** Text section follows **

In the equation #2C_2H_2(5) + 5O_2(5) -> 4CO_2(g) + 2H_2O(g)#, how many grams of oxygen gas are needed for the complete combustion of #1.8 * 10^2# #g# of acetylene?

1 Answer
Jan 6, 2016

About #553.6# grams of oxygen are used in this combustion.

Explanation:

Molecular mass of acetylene: #2 * MM_C + 2 * MM_H#
#MM_C# = Molecular mass of carbon
#MM_H# = Molecular mass of hydrogen

So, #2 * 12 + 2 * 1 = 26# grams/mole

#"Mass used in combustion"/"molecular mass" = "moles used in combustion"#

#(180cancel(" grams"))/(26 cancel(" grams")/"mole")= 6.92 " moles"#

According to the main equation, to 2 moles of acetylene, 5 moles of oxygen are used. #MM_O = 2 * 16 = 32# grams/mole

So, if we use #6.92# moles of Acetylene, #x# moles of oxygen will be necessary.

#x = (6.92 * 5)/2 = 3.46 * 5 = 17.3# moles of oxygen.
#17.3 cancel("moles") * 32 "grams"/cancel("mole") = 553.6# grams of oxygen.

** End of Text section **
** Extracted records follows **

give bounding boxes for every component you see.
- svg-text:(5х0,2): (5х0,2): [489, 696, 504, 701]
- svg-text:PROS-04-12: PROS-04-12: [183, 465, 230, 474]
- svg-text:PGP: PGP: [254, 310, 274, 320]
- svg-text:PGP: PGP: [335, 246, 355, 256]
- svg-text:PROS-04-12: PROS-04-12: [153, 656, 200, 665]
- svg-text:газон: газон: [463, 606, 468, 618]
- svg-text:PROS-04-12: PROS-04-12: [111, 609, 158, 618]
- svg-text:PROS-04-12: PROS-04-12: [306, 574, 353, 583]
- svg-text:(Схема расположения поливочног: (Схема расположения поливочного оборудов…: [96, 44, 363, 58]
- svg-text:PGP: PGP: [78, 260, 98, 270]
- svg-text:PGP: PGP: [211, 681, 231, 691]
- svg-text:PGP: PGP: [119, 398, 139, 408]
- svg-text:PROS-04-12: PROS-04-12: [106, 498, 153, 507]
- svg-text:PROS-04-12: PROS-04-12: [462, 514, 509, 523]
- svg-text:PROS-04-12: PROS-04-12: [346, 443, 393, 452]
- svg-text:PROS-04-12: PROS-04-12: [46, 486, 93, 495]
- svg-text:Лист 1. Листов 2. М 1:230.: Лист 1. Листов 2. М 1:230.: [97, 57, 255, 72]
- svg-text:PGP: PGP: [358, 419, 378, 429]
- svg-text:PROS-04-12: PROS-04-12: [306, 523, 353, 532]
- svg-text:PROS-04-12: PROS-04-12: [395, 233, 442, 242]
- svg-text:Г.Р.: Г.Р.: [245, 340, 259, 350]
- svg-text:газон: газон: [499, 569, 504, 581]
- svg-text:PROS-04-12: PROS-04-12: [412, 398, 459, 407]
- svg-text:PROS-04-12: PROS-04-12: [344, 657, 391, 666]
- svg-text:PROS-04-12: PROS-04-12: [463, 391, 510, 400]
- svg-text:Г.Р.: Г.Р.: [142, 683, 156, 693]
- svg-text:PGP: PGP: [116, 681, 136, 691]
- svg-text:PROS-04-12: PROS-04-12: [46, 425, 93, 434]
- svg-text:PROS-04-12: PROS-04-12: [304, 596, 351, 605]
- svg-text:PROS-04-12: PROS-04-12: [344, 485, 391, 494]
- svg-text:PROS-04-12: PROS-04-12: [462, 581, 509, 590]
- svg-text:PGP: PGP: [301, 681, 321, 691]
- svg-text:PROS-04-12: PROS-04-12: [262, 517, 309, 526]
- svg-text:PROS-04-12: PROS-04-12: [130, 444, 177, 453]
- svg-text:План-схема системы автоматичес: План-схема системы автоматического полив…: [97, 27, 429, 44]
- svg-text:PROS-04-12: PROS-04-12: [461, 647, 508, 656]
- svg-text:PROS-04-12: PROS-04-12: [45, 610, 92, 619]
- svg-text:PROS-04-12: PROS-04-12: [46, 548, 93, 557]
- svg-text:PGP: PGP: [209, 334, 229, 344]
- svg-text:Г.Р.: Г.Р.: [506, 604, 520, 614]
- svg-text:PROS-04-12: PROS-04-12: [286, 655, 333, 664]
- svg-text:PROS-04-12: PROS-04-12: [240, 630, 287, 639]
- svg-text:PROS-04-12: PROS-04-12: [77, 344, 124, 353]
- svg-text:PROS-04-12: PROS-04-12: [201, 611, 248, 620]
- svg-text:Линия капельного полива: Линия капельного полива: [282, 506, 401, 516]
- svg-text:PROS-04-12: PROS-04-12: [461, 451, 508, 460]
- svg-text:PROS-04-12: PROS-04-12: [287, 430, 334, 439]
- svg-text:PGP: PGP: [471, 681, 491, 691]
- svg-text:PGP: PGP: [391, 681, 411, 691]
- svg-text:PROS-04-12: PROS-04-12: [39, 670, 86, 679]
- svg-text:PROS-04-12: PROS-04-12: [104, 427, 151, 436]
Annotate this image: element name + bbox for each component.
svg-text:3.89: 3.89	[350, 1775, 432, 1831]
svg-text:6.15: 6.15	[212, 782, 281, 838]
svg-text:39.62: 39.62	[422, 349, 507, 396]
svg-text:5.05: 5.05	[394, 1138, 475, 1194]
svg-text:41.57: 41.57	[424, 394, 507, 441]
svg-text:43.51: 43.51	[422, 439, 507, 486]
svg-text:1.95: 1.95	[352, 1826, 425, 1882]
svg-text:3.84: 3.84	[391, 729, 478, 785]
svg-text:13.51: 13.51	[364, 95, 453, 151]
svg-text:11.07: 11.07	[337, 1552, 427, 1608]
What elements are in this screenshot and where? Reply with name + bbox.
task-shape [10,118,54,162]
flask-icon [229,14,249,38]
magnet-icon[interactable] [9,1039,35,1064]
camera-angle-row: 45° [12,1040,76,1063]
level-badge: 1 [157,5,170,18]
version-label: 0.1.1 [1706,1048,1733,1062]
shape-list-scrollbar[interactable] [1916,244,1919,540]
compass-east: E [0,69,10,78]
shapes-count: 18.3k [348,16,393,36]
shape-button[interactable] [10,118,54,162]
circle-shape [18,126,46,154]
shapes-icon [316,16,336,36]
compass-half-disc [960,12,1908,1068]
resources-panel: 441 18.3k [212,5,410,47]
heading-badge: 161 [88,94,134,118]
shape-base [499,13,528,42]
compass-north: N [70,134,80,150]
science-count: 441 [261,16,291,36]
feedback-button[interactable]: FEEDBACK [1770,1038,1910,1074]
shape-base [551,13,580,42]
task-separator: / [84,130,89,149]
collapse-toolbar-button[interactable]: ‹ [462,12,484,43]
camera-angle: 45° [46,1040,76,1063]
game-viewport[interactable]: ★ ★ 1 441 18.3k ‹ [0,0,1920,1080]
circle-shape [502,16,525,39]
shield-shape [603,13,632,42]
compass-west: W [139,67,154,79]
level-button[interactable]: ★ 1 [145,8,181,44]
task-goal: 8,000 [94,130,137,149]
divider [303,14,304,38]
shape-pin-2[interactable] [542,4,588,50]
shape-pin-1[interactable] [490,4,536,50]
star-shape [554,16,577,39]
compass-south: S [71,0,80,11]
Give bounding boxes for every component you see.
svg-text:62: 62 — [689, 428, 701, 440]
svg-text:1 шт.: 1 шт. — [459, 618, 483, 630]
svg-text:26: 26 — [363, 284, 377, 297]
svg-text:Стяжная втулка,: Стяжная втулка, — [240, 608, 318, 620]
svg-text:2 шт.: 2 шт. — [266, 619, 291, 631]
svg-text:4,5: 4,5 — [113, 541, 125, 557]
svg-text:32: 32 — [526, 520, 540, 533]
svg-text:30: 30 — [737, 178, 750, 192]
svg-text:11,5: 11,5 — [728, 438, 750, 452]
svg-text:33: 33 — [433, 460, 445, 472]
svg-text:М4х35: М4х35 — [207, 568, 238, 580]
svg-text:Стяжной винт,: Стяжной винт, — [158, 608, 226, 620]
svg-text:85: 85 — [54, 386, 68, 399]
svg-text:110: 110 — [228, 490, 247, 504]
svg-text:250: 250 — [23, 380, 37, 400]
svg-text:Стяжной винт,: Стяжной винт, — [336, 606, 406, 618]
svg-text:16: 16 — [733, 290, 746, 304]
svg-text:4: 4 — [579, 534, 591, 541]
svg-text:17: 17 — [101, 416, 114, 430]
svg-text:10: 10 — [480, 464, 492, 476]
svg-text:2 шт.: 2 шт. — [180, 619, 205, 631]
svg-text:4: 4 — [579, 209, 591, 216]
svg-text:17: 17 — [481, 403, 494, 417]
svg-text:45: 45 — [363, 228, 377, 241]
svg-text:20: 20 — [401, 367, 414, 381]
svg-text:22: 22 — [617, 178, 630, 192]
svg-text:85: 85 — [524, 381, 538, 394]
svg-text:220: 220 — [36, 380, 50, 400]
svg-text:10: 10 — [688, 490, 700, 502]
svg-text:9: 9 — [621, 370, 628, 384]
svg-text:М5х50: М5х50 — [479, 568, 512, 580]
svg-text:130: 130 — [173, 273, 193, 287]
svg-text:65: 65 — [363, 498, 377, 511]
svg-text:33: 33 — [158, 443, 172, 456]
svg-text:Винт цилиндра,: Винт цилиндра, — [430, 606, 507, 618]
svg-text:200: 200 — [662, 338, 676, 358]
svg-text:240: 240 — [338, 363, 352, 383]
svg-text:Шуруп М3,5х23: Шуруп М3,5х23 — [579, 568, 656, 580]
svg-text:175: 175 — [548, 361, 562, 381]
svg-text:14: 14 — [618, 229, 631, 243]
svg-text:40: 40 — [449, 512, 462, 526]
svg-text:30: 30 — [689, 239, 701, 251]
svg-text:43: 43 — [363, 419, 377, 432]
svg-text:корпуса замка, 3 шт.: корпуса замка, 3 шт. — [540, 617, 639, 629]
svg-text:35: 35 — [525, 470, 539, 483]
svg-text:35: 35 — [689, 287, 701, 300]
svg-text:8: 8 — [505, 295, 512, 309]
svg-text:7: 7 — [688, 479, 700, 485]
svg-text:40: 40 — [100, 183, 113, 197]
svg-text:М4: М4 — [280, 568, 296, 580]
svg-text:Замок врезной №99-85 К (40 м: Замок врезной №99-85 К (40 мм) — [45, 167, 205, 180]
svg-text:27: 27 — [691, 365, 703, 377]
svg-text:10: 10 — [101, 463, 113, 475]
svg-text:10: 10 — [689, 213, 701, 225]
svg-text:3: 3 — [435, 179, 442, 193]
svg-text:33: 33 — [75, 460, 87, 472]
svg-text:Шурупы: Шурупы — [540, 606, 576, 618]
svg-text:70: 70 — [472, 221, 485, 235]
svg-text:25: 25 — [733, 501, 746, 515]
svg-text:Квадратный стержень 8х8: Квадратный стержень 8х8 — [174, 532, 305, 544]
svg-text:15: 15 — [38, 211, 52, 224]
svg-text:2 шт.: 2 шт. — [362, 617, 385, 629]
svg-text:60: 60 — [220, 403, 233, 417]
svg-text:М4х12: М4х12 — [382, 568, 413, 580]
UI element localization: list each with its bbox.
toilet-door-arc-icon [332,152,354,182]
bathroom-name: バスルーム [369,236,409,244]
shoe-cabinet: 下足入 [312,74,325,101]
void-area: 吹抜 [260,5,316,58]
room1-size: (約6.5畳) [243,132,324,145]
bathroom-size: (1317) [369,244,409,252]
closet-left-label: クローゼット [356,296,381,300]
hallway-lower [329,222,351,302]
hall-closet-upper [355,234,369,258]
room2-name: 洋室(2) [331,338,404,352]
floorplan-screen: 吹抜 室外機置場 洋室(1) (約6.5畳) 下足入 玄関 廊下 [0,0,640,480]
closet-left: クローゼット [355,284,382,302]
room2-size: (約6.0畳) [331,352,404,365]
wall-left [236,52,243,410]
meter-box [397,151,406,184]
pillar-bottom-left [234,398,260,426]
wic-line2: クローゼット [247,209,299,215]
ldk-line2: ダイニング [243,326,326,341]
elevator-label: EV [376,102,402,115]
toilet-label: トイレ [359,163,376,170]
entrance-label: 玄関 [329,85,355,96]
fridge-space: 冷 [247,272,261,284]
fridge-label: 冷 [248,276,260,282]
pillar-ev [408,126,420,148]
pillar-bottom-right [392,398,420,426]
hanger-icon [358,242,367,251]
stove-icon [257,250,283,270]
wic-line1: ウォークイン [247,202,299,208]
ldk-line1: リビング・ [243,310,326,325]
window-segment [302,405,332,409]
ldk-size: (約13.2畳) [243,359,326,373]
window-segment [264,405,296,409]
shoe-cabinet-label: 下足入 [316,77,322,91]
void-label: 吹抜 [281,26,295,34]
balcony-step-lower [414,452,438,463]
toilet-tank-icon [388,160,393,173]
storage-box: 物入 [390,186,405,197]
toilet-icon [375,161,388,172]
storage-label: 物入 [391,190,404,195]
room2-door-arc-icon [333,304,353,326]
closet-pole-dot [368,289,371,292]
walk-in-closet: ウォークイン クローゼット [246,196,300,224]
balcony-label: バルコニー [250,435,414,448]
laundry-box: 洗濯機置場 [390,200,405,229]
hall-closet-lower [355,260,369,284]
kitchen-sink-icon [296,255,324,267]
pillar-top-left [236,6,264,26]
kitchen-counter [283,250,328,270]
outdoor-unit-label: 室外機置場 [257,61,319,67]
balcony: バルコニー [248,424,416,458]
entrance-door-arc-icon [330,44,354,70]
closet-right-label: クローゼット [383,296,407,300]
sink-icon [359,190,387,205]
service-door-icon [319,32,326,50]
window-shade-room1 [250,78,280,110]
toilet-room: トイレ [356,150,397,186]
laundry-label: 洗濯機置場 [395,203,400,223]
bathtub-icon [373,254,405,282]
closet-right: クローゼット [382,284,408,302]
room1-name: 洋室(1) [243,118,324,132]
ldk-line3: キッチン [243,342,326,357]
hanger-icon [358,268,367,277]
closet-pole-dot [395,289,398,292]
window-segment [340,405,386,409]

** End of Extracted records **

# Task to complete
Decide whether each statement agrees with the acetylene combustion text, and support each yes or no by quoting the deciding words of the text: (a) For every 2 moles of acetylene, 5 moles of oxygen are used. (b) The combustion uses about 17.3 grams of oxygen. (c) The symbol #MM_C# stands for the molecular mass of hydrogen. These records are separate from the acetylene combustion text and have no connection to it.

# Result for this task
(a) Yes: "According to the main equation, to 2 moles of acetylene, 5 moles of oxygen are used."
(b) No: "About #553.6# grams of oxygen are used in this combustion."
(c) No: "#MM_C# = Molecular mass of carbon"